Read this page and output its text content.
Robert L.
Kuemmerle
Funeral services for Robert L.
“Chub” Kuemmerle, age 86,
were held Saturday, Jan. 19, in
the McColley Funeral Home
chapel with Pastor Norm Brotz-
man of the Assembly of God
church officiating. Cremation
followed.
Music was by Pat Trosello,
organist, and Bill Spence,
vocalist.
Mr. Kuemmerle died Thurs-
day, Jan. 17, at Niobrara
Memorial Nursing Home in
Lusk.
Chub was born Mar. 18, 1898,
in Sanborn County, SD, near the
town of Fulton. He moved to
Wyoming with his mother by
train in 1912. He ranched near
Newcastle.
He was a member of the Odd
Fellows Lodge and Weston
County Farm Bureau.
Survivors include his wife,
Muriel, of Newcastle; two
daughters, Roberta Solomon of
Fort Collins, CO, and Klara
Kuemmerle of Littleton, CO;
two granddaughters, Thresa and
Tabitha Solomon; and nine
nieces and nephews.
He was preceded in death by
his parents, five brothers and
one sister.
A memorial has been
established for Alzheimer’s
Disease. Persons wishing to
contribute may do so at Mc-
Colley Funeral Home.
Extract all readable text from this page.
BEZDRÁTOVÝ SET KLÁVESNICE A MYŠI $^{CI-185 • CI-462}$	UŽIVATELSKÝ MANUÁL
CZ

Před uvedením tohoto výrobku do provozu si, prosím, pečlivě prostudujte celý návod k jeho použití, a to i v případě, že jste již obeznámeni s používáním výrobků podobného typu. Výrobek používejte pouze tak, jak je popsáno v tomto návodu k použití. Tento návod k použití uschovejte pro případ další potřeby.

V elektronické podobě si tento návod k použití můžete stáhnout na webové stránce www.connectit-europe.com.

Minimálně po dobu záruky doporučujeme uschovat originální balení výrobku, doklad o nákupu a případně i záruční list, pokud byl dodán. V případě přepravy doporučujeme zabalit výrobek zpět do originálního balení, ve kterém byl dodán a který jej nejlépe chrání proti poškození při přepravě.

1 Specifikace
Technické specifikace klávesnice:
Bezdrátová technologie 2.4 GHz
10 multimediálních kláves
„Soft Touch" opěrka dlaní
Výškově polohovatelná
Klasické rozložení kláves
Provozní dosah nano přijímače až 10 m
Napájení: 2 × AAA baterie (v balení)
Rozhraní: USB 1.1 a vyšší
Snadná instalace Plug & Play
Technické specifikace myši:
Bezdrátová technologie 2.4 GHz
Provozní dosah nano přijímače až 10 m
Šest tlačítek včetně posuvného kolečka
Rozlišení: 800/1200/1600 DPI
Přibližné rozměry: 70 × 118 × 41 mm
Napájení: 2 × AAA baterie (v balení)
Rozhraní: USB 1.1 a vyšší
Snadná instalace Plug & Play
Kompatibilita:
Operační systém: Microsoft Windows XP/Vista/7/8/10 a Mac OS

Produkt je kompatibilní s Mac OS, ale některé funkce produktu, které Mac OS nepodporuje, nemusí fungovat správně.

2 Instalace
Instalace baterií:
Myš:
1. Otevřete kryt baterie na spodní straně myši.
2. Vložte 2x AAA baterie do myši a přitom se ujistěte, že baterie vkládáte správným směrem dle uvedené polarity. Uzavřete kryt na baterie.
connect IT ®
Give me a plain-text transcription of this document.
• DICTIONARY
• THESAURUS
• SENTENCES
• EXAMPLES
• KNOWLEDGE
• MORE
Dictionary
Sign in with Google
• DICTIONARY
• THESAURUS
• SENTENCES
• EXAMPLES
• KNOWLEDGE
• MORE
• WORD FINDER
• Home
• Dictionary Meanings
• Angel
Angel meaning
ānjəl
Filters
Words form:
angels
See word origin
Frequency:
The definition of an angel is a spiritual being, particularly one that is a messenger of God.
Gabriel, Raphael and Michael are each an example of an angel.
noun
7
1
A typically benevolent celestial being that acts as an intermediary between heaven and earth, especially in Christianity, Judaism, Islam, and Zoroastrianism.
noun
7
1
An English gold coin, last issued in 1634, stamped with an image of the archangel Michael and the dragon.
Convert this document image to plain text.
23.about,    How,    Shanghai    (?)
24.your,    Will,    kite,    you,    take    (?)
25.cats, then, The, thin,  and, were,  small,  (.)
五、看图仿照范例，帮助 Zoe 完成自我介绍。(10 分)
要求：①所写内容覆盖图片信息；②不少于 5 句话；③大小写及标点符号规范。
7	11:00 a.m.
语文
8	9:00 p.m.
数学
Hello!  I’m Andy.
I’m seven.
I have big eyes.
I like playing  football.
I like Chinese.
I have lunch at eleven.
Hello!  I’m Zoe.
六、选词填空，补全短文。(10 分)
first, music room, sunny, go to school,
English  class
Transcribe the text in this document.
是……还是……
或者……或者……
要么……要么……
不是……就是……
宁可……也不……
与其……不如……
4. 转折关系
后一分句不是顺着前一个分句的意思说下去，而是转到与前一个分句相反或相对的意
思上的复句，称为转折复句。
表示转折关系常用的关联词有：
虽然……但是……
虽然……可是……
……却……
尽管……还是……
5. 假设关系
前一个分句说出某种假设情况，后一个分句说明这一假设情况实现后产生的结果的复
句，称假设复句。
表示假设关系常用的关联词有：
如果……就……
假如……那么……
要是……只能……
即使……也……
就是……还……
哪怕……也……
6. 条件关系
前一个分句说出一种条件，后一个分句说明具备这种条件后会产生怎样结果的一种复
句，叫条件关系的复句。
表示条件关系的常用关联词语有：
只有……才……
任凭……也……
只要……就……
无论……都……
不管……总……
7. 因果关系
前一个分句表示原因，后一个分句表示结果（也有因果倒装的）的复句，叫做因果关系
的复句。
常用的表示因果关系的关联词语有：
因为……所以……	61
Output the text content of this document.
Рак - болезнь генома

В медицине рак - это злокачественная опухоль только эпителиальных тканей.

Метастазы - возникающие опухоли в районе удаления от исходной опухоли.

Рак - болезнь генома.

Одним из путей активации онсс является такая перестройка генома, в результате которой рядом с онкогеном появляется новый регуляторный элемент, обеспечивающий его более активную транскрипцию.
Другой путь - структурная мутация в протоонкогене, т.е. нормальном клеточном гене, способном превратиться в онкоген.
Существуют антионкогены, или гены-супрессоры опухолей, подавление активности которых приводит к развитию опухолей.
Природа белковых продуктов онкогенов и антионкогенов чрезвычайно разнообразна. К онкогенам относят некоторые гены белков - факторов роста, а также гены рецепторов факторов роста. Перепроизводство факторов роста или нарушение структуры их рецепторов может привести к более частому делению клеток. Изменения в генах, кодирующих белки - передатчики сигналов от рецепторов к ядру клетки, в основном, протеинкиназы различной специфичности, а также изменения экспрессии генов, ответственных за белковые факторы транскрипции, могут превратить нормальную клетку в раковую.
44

_____

Write out the full set of records exactly as given.

### Task solution
Read this page and output its text content.
Robert L.
Kuemmerle
Funeral services for Robert L.
“Chub” Kuemmerle, age 86,
were held Saturday, Jan. 19, in
the McColley Funeral Home
chapel with Pastor Norm Brotz-
man of the Assembly of God
church officiating. Cremation
followed.
Music was by Pat Trosello,
organist, and Bill Spence,
vocalist.
Mr. Kuemmerle died Thurs-
day, Jan. 17, at Niobrara
Memorial Nursing Home in
Lusk.
Chub was born Mar. 18, 1898,
in Sanborn County, SD, near the
town of Fulton. He moved to
Wyoming with his mother by
train in 1912. He ranched near
Newcastle.
He was a member of the Odd
Fellows Lodge and Weston
County Farm Bureau.
Survivors include his wife,
Muriel, of Newcastle; two
daughters, Roberta Solomon of
Fort Collins, CO, and Klara
Kuemmerle of Littleton, CO;
two granddaughters, Thresa and
Tabitha Solomon; and nine
nieces and nephews.
He was preceded in death by
his parents, five brothers and
one sister.
A memorial has been
established for Alzheimer’s
Disease. Persons wishing to
contribute may do so at Mc-
Colley Funeral Home.
Extract all readable text from this page.
BEZDRÁTOVÝ SET KLÁVESNICE A MYŠI $^{CI-185 • CI-462}$	UŽIVATELSKÝ MANUÁL
CZ

Před uvedením tohoto výrobku do provozu si, prosím, pečlivě prostudujte celý návod k jeho použití, a to i v případě, že jste již obeznámeni s používáním výrobků podobného typu. Výrobek používejte pouze tak, jak je popsáno v tomto návodu k použití. Tento návod k použití uschovejte pro případ další potřeby.

V elektronické podobě si tento návod k použití můžete stáhnout na webové stránce www.connectit-europe.com.

Minimálně po dobu záruky doporučujeme uschovat originální balení výrobku, doklad o nákupu a případně i záruční list, pokud byl dodán. V případě přepravy doporučujeme zabalit výrobek zpět do originálního balení, ve kterém byl dodán a který jej nejlépe chrání proti poškození při přepravě.

1 Specifikace
Technické specifikace klávesnice:
Bezdrátová technologie 2.4 GHz
10 multimediálních kláves
„Soft Touch" opěrka dlaní
Výškově polohovatelná
Klasické rozložení kláves
Provozní dosah nano přijímače až 10 m
Napájení: 2 × AAA baterie (v balení)
Rozhraní: USB 1.1 a vyšší
Snadná instalace Plug & Play
Technické specifikace myši:
Bezdrátová technologie 2.4 GHz
Provozní dosah nano přijímače až 10 m
Šest tlačítek včetně posuvného kolečka
Rozlišení: 800/1200/1600 DPI
Přibližné rozměry: 70 × 118 × 41 mm
Napájení: 2 × AAA baterie (v balení)
Rozhraní: USB 1.1 a vyšší
Snadná instalace Plug & Play
Kompatibilita:
Operační systém: Microsoft Windows XP/Vista/7/8/10 a Mac OS

Produkt je kompatibilní s Mac OS, ale některé funkce produktu, které Mac OS nepodporuje, nemusí fungovat správně.

2 Instalace
Instalace baterií:
Myš:
1. Otevřete kryt baterie na spodní straně myši.
2. Vložte 2x AAA baterie do myši a přitom se ujistěte, že baterie vkládáte správným směrem dle uvedené polarity. Uzavřete kryt na baterie.
connect IT ®
Give me a plain-text transcription of this document.
• DICTIONARY
• THESAURUS
• SENTENCES
• EXAMPLES
• KNOWLEDGE
• MORE
Dictionary
Sign in with Google
• DICTIONARY
• THESAURUS
• SENTENCES
• EXAMPLES
• KNOWLEDGE
• MORE
• WORD FINDER
• Home
• Dictionary Meanings
• Angel
Angel meaning
ānjəl
Filters
Words form:
angels
See word origin
Frequency:
The definition of an angel is a spiritual being, particularly one that is a messenger of God.
Gabriel, Raphael and Michael are each an example of an angel.
noun
7
1
A typically benevolent celestial being that acts as an intermediary between heaven and earth, especially in Christianity, Judaism, Islam, and Zoroastrianism.
noun
7
1
An English gold coin, last issued in 1634, stamped with an image of the archangel Michael and the dragon.
Convert this document image to plain text.
23.about,    How,    Shanghai    (?)
24.your,    Will,    kite,    you,    take    (?)
25.cats, then, The, thin,  and, were,  small,  (.)
五、看图仿照范例，帮助 Zoe 完成自我介绍。(10 分)
要求：①所写内容覆盖图片信息；②不少于 5 句话；③大小写及标点符号规范。
7	11:00 a.m.
语文
8	9:00 p.m.
数学
Hello!  I’m Andy.
I’m seven.
I have big eyes.
I like playing  football.
I like Chinese.
I have lunch at eleven.
Hello!  I’m Zoe.
六、选词填空，补全短文。(10 分)
first, music room, sunny, go to school,
English  class
Transcribe the text in this document.
是……还是……
或者……或者……
要么……要么……
不是……就是……
宁可……也不……
与其……不如……
4. 转折关系
后一分句不是顺着前一个分句的意思说下去，而是转到与前一个分句相反或相对的意
思上的复句，称为转折复句。
表示转折关系常用的关联词有：
虽然……但是……
虽然……可是……
……却……
尽管……还是……
5. 假设关系
前一个分句说出某种假设情况，后一个分句说明这一假设情况实现后产生的结果的复
句，称假设复句。
表示假设关系常用的关联词有：
如果……就……
假如……那么……
要是……只能……
即使……也……
就是……还……
哪怕……也……
6. 条件关系
前一个分句说出一种条件，后一个分句说明具备这种条件后会产生怎样结果的一种复
句，叫条件关系的复句。
表示条件关系的常用关联词语有：
只有……才……
任凭……也……
只要……就……
无论……都……
不管……总……
7. 因果关系
前一个分句表示原因，后一个分句表示结果（也有因果倒装的）的复句，叫做因果关系
的复句。
常用的表示因果关系的关联词语有：
因为……所以……	61
Output the text content of this document.
Рак - болезнь генома

В медицине рак - это злокачественная опухоль только эпителиальных тканей.

Метастазы - возникающие опухоли в районе удаления от исходной опухоли.

Рак - болезнь генома.

Одним из путей активации онсс является такая перестройка генома, в результате которой рядом с онкогеном появляется новый регуляторный элемент, обеспечивающий его более активную транскрипцию.
Другой путь - структурная мутация в протоонкогене, т.е. нормальном клеточном гене, способном превратиться в онкоген.
Существуют антионкогены, или гены-супрессоры опухолей, подавление активности которых приводит к развитию опухолей.
Природа белковых продуктов онкогенов и антионкогенов чрезвычайно разнообразна. К онкогенам относят некоторые гены белков - факторов роста, а также гены рецепторов факторов роста. Перепроизводство факторов роста или нарушение структуры их рецепторов может привести к более частому делению клеток. Изменения в генах, кодирующих белки - передатчики сигналов от рецепторов к ядру клетки, в основном, протеинкиназы различной специфичности, а также изменения экспрессии генов, ответственных за белковые факторы транскрипции, могут превратить нормальную клетку в раковую.
44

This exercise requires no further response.